__Problem description__:
Count the lines in the records below that contain the string "turbo", treating uppercase and lowercase letters as distinct. Reply with the number alone.

__Information supplied__:
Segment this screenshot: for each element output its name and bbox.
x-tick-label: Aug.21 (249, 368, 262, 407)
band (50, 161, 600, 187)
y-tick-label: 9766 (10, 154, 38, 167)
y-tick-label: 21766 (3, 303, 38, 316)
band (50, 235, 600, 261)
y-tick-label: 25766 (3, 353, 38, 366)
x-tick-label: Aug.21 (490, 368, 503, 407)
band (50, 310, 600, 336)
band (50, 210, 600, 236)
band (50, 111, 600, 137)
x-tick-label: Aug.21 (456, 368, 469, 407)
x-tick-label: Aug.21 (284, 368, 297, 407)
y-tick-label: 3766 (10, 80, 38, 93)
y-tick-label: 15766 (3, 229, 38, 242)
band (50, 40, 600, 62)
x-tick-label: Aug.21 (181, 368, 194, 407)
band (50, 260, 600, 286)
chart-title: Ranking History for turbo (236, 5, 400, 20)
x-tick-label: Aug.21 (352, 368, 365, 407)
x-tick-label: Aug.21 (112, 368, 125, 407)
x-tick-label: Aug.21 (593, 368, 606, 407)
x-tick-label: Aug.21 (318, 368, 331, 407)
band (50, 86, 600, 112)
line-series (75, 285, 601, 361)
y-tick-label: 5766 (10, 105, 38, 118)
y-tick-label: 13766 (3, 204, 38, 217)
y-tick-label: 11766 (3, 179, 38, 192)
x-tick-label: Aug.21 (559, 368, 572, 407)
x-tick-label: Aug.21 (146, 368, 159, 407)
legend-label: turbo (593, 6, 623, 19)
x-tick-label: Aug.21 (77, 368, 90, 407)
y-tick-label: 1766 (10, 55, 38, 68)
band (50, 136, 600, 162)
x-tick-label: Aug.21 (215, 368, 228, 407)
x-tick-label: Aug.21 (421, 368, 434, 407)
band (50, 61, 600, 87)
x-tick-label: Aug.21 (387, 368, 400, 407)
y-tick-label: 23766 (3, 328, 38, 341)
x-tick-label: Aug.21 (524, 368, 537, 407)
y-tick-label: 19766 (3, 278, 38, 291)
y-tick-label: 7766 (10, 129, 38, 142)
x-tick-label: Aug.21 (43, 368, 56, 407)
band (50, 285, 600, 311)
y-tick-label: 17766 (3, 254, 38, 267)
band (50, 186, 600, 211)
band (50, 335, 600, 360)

__Response below__:
2